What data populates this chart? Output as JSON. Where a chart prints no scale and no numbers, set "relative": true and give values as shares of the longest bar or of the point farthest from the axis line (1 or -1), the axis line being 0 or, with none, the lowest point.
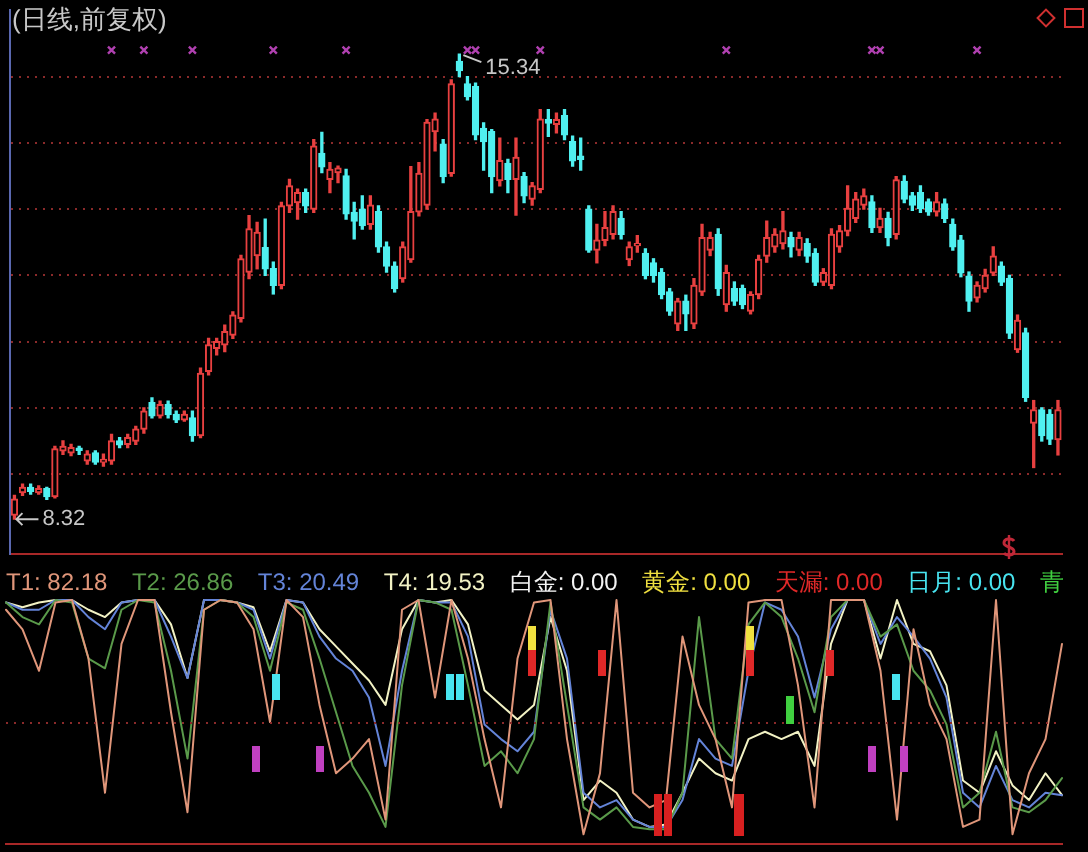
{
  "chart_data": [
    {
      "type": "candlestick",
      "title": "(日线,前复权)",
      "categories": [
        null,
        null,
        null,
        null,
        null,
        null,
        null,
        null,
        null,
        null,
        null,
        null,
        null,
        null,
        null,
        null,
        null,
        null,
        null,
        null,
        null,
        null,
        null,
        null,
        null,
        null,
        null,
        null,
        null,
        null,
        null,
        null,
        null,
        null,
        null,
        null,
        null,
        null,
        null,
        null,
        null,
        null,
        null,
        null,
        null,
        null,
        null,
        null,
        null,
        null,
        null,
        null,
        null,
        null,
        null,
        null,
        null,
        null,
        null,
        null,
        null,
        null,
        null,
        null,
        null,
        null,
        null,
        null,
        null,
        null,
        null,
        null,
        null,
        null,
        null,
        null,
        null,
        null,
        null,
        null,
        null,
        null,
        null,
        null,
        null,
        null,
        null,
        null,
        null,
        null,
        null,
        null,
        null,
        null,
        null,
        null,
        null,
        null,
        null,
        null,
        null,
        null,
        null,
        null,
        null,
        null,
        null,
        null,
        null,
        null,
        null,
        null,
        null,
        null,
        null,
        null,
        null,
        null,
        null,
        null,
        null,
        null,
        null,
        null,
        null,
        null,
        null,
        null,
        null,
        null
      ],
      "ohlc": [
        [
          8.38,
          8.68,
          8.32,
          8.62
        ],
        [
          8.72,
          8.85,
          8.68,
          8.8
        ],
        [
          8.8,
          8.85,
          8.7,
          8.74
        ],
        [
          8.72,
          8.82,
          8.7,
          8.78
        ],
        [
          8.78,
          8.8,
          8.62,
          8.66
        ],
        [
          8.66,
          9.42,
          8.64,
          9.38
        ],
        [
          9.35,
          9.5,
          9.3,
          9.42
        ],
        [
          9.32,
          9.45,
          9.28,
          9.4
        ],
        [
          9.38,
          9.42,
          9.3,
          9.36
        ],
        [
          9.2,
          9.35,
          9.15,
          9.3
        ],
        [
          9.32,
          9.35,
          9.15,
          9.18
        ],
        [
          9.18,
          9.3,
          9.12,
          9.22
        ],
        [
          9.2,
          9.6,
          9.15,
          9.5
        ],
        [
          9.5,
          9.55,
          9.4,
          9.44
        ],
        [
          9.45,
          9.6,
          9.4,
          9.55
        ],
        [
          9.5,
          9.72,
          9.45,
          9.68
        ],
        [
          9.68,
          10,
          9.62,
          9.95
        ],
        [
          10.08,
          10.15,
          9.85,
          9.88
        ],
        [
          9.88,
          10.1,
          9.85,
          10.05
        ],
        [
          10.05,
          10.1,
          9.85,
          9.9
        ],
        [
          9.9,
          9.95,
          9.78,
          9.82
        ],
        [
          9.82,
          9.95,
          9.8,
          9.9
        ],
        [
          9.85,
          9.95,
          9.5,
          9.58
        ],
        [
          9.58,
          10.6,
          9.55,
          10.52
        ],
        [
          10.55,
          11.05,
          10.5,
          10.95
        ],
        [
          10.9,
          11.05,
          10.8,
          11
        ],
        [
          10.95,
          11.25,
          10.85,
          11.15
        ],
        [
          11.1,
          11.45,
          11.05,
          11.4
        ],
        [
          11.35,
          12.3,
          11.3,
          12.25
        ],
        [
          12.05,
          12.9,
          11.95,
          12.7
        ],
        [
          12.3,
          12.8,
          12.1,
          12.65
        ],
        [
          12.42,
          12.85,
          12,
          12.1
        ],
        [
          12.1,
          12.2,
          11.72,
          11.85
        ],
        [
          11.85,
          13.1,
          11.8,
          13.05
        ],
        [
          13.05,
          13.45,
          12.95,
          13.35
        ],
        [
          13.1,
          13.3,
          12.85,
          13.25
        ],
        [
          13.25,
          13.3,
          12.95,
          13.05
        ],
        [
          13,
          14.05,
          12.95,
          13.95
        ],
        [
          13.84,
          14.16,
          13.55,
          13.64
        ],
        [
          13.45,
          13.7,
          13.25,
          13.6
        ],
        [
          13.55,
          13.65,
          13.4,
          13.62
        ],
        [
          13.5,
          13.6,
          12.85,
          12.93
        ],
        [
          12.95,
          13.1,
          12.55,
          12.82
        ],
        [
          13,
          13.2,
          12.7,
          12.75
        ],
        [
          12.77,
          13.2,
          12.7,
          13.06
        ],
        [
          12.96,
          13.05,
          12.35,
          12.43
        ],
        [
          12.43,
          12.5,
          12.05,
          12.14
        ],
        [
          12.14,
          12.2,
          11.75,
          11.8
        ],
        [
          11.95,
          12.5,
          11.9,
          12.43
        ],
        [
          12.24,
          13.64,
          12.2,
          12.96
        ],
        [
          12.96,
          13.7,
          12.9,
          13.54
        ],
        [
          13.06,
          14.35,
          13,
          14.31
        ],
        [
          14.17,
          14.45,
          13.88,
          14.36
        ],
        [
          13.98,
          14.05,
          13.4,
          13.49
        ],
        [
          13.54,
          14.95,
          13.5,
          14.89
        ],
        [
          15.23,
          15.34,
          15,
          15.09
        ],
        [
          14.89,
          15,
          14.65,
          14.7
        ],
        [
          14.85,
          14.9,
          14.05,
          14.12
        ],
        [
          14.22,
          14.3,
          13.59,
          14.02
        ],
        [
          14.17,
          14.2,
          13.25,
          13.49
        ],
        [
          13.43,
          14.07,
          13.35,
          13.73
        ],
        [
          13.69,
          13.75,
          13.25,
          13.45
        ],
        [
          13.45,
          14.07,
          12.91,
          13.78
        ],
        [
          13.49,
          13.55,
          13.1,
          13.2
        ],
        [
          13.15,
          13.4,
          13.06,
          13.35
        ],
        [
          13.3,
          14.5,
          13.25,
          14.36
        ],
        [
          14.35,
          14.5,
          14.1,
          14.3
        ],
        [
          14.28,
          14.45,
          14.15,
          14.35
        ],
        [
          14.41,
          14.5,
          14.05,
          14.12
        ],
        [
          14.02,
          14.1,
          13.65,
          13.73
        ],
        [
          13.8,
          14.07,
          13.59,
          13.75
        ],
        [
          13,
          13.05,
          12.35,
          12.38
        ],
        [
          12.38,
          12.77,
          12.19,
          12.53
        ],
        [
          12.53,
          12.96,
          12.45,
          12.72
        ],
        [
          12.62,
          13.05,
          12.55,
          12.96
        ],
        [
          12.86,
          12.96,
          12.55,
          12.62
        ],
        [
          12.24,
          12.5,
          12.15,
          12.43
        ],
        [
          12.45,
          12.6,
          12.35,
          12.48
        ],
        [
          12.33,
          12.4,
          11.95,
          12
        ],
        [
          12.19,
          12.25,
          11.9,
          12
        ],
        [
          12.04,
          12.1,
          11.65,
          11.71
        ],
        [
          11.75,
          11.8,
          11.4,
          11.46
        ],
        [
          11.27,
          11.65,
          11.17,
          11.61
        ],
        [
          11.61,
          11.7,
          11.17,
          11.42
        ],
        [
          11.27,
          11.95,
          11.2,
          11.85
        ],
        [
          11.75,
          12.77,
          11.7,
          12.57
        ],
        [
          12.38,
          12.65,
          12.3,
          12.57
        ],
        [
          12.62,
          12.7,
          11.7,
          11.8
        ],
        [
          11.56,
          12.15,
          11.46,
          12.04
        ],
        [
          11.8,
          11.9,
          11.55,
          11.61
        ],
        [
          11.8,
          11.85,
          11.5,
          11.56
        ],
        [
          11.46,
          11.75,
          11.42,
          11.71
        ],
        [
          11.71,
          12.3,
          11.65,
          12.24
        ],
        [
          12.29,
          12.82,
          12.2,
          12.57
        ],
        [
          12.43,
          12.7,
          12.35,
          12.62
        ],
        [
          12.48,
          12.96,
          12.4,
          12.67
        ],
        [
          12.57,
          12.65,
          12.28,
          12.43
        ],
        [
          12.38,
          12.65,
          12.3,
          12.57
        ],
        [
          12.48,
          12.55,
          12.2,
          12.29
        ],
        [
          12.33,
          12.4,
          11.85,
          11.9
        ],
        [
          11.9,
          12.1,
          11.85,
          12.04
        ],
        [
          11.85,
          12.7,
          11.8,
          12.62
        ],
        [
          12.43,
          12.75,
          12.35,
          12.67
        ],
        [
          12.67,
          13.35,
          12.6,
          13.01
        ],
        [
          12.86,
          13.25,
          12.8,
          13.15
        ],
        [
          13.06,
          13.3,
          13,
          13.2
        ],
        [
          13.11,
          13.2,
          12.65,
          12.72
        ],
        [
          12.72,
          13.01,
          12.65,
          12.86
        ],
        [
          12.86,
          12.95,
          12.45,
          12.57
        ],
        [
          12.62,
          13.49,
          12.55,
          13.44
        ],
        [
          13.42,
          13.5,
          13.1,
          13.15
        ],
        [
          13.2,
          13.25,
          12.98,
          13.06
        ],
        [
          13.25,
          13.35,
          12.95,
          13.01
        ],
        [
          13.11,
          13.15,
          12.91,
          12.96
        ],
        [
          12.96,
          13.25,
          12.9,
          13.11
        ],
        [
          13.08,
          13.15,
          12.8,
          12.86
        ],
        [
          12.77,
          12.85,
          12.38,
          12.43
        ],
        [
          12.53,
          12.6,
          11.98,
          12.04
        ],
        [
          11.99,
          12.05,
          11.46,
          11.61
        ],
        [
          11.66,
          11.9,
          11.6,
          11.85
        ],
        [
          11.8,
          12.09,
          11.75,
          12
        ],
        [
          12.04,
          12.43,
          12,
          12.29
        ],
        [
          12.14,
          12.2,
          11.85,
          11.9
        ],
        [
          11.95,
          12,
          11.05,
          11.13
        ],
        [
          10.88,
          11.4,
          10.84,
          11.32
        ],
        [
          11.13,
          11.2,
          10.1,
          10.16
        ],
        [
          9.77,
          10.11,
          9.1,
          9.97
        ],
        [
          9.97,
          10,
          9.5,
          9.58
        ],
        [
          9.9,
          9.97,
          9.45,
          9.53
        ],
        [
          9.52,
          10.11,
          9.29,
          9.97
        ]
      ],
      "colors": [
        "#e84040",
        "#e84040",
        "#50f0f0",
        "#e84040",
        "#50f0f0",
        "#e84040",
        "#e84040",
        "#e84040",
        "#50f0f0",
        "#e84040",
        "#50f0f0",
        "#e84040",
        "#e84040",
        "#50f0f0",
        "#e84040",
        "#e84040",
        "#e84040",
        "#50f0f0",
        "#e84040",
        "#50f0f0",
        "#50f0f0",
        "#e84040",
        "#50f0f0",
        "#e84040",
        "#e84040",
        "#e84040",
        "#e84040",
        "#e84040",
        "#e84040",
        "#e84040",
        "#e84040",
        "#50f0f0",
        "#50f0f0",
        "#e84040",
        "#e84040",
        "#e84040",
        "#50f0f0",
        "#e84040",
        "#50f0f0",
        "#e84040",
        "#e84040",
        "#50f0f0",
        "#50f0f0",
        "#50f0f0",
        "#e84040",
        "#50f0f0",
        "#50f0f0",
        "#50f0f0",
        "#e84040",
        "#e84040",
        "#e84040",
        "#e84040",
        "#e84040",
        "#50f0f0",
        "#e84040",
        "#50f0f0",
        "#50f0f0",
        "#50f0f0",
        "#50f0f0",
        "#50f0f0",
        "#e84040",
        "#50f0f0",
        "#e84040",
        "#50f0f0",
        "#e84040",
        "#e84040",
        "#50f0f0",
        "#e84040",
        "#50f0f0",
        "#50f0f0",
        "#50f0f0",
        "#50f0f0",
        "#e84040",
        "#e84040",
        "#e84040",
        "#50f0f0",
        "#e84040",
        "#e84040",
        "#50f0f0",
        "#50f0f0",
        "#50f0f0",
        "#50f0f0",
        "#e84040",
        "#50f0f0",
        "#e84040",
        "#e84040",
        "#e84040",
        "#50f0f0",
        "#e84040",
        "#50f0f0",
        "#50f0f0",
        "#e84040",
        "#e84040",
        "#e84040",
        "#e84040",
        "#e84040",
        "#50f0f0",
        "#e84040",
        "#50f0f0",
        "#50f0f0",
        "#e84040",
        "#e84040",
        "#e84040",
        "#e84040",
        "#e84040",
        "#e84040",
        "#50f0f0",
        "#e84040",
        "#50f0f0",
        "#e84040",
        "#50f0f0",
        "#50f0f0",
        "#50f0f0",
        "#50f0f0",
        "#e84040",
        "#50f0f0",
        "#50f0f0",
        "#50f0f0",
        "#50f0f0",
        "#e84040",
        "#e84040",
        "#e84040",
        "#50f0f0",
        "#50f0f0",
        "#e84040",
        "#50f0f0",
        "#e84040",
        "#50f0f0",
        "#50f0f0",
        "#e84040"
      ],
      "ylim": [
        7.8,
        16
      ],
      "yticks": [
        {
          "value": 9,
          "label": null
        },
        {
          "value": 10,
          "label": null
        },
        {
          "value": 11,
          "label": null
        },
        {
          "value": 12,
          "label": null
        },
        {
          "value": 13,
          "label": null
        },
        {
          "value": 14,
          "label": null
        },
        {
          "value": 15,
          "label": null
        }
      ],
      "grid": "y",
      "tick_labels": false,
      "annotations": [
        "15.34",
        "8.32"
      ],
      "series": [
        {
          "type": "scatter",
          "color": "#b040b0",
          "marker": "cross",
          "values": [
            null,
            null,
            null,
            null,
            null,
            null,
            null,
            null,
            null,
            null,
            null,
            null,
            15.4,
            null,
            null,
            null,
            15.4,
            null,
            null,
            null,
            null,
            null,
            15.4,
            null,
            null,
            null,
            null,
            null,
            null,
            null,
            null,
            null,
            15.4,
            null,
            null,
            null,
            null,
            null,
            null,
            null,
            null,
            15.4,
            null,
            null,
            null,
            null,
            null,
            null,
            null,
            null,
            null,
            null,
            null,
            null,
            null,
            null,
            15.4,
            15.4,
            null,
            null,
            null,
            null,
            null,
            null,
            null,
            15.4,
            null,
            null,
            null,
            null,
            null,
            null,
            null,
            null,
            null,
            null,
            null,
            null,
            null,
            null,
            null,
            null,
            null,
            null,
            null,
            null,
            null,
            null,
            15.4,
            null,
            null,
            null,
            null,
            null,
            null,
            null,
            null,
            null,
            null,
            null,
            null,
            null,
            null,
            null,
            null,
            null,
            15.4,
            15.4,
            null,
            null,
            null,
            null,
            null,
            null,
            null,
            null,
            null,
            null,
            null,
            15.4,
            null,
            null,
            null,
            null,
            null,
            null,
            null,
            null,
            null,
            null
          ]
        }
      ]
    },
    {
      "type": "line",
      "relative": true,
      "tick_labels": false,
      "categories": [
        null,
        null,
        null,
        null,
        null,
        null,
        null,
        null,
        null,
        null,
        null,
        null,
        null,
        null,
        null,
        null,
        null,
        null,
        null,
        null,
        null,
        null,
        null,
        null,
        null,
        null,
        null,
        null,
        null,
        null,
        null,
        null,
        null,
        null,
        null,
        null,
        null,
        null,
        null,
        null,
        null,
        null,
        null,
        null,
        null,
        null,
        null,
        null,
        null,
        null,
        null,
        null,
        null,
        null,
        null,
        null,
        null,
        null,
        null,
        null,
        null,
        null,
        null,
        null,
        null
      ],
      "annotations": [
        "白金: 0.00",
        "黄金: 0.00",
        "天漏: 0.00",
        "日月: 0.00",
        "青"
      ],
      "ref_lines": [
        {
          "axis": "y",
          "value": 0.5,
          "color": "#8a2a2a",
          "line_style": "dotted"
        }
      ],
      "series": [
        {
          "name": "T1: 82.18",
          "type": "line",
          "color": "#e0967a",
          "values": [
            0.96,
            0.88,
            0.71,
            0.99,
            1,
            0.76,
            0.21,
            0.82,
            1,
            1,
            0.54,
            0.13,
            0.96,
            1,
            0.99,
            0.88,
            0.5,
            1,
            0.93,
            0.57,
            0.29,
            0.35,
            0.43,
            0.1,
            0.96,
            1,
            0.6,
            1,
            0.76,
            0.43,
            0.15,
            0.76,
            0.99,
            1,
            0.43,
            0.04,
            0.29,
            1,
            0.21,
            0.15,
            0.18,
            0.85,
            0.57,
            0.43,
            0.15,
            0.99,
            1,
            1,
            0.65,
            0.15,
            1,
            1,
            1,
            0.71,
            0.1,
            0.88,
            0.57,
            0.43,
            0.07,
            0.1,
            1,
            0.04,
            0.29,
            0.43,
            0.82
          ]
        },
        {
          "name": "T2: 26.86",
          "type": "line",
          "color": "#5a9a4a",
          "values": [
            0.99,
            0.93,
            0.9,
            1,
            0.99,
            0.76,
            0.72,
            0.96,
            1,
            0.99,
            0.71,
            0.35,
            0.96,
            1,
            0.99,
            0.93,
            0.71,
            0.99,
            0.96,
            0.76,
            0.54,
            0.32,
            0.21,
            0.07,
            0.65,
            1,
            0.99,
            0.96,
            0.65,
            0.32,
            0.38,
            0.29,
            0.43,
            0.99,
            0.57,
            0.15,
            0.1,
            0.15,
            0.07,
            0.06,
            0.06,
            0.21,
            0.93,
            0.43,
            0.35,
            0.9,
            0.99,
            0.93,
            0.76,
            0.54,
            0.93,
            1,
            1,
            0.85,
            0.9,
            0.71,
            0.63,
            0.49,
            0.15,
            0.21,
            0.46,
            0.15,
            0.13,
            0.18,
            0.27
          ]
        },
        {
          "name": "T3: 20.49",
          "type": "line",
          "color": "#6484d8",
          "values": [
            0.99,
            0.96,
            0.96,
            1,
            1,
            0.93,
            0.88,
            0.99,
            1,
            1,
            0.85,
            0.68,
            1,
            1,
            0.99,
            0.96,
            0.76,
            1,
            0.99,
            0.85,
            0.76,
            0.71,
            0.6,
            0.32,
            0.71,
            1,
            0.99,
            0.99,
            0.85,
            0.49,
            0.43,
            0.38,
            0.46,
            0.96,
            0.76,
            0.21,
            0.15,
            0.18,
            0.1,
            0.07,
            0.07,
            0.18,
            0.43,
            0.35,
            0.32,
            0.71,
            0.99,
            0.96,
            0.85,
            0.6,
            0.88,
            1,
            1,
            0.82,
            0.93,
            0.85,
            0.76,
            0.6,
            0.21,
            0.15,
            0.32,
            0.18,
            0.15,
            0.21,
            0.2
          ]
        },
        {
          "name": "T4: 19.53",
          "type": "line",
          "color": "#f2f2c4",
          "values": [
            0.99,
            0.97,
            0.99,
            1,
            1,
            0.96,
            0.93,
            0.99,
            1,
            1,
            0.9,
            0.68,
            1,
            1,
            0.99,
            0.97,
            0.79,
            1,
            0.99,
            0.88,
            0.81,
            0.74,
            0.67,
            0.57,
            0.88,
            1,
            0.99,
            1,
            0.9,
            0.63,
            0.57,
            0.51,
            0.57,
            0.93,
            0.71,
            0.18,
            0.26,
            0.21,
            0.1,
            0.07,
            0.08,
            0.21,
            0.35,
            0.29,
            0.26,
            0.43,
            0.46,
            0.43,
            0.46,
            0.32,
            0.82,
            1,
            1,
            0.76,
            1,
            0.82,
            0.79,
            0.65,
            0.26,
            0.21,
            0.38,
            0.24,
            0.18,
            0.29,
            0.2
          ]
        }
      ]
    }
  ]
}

════════

The problem: Write out every line of the entries that holds the word "true".

Result for this task:
What data populates this chart? Output as JSON. Where a chart prints no scale and no numbers, set "relative": true and give values as shares of the longest bar or of the point farthest from the axis line (1 or -1), the axis line being 0 or, with none, the lowest point.
      "relative": true,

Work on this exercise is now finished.